▸ **Task directions**
Transcribe all of the records precisely as they are presented.

-- Data extract start --

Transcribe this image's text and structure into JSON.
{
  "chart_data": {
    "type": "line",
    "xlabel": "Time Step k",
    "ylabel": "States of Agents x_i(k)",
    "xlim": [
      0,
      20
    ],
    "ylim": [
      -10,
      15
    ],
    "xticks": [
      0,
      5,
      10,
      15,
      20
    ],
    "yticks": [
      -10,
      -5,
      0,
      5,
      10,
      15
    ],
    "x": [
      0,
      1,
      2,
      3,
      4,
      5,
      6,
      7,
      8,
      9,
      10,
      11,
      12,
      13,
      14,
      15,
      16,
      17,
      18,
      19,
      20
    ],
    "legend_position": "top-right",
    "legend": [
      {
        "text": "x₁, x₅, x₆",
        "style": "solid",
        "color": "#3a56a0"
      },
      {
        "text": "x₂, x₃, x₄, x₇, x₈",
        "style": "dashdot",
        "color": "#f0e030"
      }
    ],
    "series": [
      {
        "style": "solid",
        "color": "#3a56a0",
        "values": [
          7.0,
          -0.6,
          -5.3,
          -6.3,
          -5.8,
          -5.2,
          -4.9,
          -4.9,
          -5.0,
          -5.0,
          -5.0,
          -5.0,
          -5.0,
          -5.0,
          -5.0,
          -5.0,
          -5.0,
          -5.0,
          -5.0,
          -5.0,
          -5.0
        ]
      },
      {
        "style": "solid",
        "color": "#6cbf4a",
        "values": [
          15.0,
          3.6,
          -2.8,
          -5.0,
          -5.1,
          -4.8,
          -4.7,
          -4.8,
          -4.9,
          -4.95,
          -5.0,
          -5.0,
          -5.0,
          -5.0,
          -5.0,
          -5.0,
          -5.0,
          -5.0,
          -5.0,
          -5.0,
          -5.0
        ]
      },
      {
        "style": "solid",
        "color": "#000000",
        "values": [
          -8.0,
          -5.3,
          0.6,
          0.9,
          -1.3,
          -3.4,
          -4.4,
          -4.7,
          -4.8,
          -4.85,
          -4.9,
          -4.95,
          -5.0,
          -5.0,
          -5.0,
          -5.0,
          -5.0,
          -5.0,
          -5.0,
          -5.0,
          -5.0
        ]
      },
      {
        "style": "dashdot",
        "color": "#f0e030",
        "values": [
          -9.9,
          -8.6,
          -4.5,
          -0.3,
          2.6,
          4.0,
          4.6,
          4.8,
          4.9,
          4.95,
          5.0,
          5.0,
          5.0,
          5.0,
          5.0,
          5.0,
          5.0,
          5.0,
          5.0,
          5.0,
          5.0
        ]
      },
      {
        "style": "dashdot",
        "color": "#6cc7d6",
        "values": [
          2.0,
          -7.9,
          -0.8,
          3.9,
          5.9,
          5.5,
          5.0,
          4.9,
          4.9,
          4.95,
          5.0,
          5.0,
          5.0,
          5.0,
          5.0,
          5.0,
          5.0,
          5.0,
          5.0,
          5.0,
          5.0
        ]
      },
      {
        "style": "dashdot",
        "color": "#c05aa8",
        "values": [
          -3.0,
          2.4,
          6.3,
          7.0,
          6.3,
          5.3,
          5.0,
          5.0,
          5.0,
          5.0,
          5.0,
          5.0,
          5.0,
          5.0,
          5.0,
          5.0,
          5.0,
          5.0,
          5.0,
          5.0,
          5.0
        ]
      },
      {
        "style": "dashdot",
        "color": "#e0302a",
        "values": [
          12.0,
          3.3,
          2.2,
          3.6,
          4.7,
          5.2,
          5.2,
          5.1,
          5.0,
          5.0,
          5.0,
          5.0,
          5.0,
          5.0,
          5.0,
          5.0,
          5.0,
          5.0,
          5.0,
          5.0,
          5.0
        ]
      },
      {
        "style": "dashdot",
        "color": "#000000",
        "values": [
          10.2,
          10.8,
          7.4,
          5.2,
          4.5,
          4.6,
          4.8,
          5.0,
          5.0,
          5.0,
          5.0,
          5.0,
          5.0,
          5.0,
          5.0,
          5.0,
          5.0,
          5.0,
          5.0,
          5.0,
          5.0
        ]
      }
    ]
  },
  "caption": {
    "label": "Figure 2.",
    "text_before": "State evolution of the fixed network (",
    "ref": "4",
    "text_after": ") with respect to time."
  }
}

-- Data extract end --

▸ **Solved exercise**
Transcribe this image's text and structure into JSON.
{
  "chart_data": {
    "type": "line",
    "xlabel": "Time Step k",
    "ylabel": "States of Agents x_i(k)",
    "xlim": [
      0,
      20
    ],
    "ylim": [
      -10,
      15
    ],
    "xticks": [
      0,
      5,
      10,
      15,
      20
    ],
    "yticks": [
      -10,
      -5,
      0,
      5,
      10,
      15
    ],
    "x": [
      0,
      1,
      2,
      3,
      4,
      5,
      6,
      7,
      8,
      9,
      10,
      11,
      12,
      13,
      14,
      15,
      16,
      17,
      18,
      19,
      20
    ],
    "legend_position": "top-right",
    "legend": [
      {
        "text": "x₁, x₅, x₆",
        "style": "solid",
        "color": "#3a56a0"
      },
      {
        "text": "x₂, x₃, x₄, x₇, x₈",
        "style": "dashdot",
        "color": "#f0e030"
      }
    ],
    "series": [
      {
        "style": "solid",
        "color": "#3a56a0",
        "values": [
          7.0,
          -0.6,
          -5.3,
          -6.3,
          -5.8,
          -5.2,
          -4.9,
          -4.9,
          -5.0,
          -5.0,
          -5.0,
          -5.0,
          -5.0,
          -5.0,
          -5.0,
          -5.0,
          -5.0,
          -5.0,
          -5.0,
          -5.0,
          -5.0
        ]
      },
      {
        "style": "solid",
        "color": "#6cbf4a",
        "values": [
          15.0,
          3.6,
          -2.8,
          -5.0,
          -5.1,
          -4.8,
          -4.7,
          -4.8,
          -4.9,
          -4.95,
          -5.0,
          -5.0,
          -5.0,
          -5.0,
          -5.0,
          -5.0,
          -5.0,
          -5.0,
          -5.0,
          -5.0,
          -5.0
        ]
      },
      {
        "style": "solid",
        "color": "#000000",
        "values": [
          -8.0,
          -5.3,
          0.6,
          0.9,
          -1.3,
          -3.4,
          -4.4,
          -4.7,
          -4.8,
          -4.85,
          -4.9,
          -4.95,
          -5.0,
          -5.0,
          -5.0,
          -5.0,
          -5.0,
          -5.0,
          -5.0,
          -5.0,
          -5.0
        ]
      },
      {
        "style": "dashdot",
        "color": "#f0e030",
        "values": [
          -9.9,
          -8.6,
          -4.5,
          -0.3,
          2.6,
          4.0,
          4.6,
          4.8,
          4.9,
          4.95,
          5.0,
          5.0,
          5.0,
          5.0,
          5.0,
          5.0,
          5.0,
          5.0,
          5.0,
          5.0,
          5.0
        ]
      },
      {
        "style": "dashdot",
        "color": "#6cc7d6",
        "values": [
          2.0,
          -7.9,
          -0.8,
          3.9,
          5.9,
          5.5,
          5.0,
          4.9,
          4.9,
          4.95,
          5.0,
          5.0,
          5.0,
          5.0,
          5.0,
          5.0,
          5.0,
          5.0,
          5.0,
          5.0,
          5.0
        ]
      },
      {
        "style": "dashdot",
        "color": "#c05aa8",
        "values": [
          -3.0,
          2.4,
          6.3,
          7.0,
          6.3,
          5.3,
          5.0,
          5.0,
          5.0,
          5.0,
          5.0,
          5.0,
          5.0,
          5.0,
          5.0,
          5.0,
          5.0,
          5.0,
          5.0,
          5.0,
          5.0
        ]
      },
      {
        "style": "dashdot",
        "color": "#e0302a",
        "values": [
          12.0,
          3.3,
          2.2,
          3.6,
          4.7,
          5.2,
          5.2,
          5.1,
          5.0,
          5.0,
          5.0,
          5.0,
          5.0,
          5.0,
          5.0,
          5.0,
          5.0,
          5.0,
          5.0,
          5.0,
          5.0
        ]
      },
      {
        "style": "dashdot",
        "color": "#000000",
        "values": [
          10.2,
          10.8,
          7.4,
          5.2,
          4.5,
          4.6,
          4.8,
          5.0,
          5.0,
          5.0,
          5.0,
          5.0,
          5.0,
          5.0,
          5.0,
          5.0,
          5.0,
          5.0,
          5.0,
          5.0,
          5.0
        ]
      }
    ]
  },
  "caption": {
    "label": "Figure 2.",
    "text_before": "State evolution of the fixed network (",
    "ref": "4",
    "text_after": ") with respect to time."
  }
}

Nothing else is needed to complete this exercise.